Extracted records:
>> Start

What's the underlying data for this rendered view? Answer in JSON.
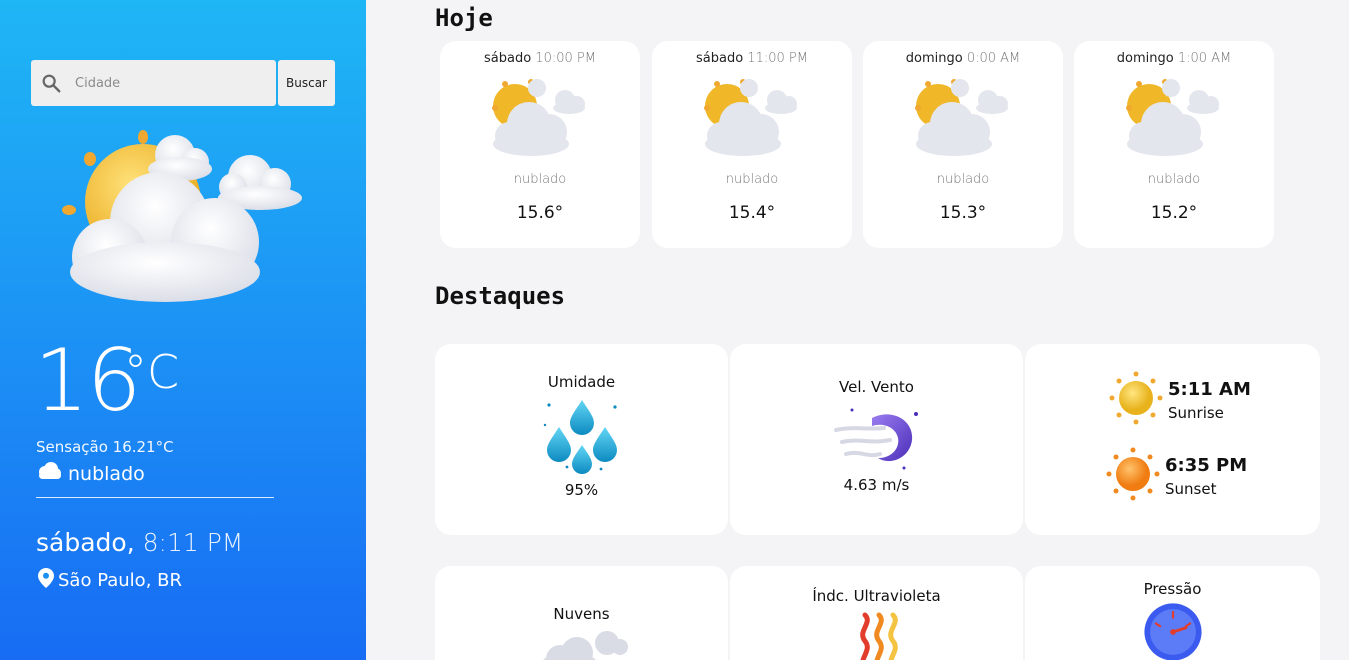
{
  "search": {
    "placeholder": "Cidade",
    "button_label": "Buscar"
  },
  "current": {
    "temp": "16",
    "unit": "°C",
    "feels_like": "Sensação 16.21°C",
    "condition": "nublado",
    "day": "sábado,",
    "time": "8:11 PM",
    "location": "São Paulo, BR"
  },
  "today": {
    "title": "Hoje",
    "forecast": [
      {
        "day": "sábado",
        "hour": "10:00 PM",
        "desc": "nublado",
        "temp": "15.6°"
      },
      {
        "day": "sábado",
        "hour": "11:00 PM",
        "desc": "nublado",
        "temp": "15.4°"
      },
      {
        "day": "domingo",
        "hour": "0:00 AM",
        "desc": "nublado",
        "temp": "15.3°"
      },
      {
        "day": "domingo",
        "hour": "1:00 AM",
        "desc": "nublado",
        "temp": "15.2°"
      }
    ]
  },
  "highlights": {
    "title": "Destaques",
    "humidity": {
      "label": "Umidade",
      "value": "95%"
    },
    "wind": {
      "label": "Vel. Vento",
      "value": "4.63 m/s"
    },
    "sunrise": {
      "time": "5:11 AM",
      "label": "Sunrise"
    },
    "sunset": {
      "time": "6:35 PM",
      "label": "Sunset"
    },
    "clouds": {
      "label": "Nuvens"
    },
    "uv": {
      "label": "Índc. Ultravioleta"
    },
    "pressure": {
      "label": "Pressão"
    }
  },
  "colors": {
    "sidebar_top": "#1fb6f5",
    "sidebar_bottom": "#176cf3",
    "background": "#f4f4f6"
  }
}
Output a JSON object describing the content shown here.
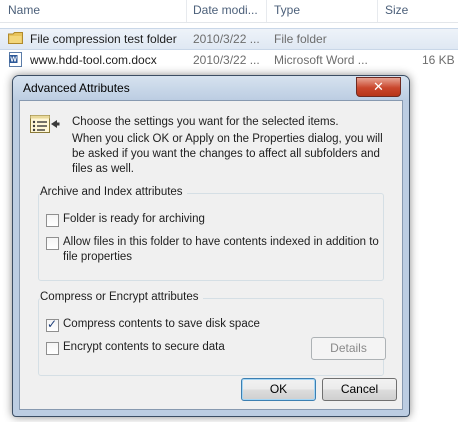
{
  "explorer": {
    "columns": [
      "Name",
      "Date modi...",
      "Type",
      "Size"
    ],
    "files": [
      {
        "name": "File compression test folder",
        "date": "2010/3/22 ...",
        "type": "File folder",
        "size": "",
        "icon": "folder-icon",
        "selected": true
      },
      {
        "name": "www.hdd-tool.com.docx",
        "date": "2010/3/22 ...",
        "type": "Microsoft Word ...",
        "size": "16 KB",
        "icon": "word-document-icon",
        "selected": false
      }
    ]
  },
  "dialog": {
    "title": "Advanced Attributes",
    "close_label": "✕",
    "intro_line1": "Choose the settings you want for the selected items.",
    "intro_line2": "When you click OK or Apply on the Properties dialog, you will be asked if you want the changes to affect all subfolders and files as well.",
    "archive_group": {
      "title": "Archive and Index attributes",
      "folder_ready": {
        "label": "Folder is ready for archiving",
        "checked": false
      },
      "allow_index": {
        "label": "Allow files in this folder to have contents indexed in addition to file properties",
        "checked": false
      }
    },
    "compress_group": {
      "title": "Compress or Encrypt attributes",
      "compress": {
        "label": "Compress contents to save disk space",
        "checked": true
      },
      "encrypt": {
        "label": "Encrypt contents to secure data",
        "checked": false
      },
      "details_label": "Details"
    },
    "ok_label": "OK",
    "cancel_label": "Cancel"
  },
  "colors": {
    "dialog_frame": "#bccde2",
    "close_button": "#c9462c",
    "header_text": "#4c607a"
  }
}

>> End

WHAT IS REQUIRED:
Pull out every line of the records above that contains the word "contents".

RESULT:
        "label": "Allow files in this folder to have contents indexed in addition to file properties",
        "label": "Compress contents to save disk space",
        "label": "Encrypt contents to secure data",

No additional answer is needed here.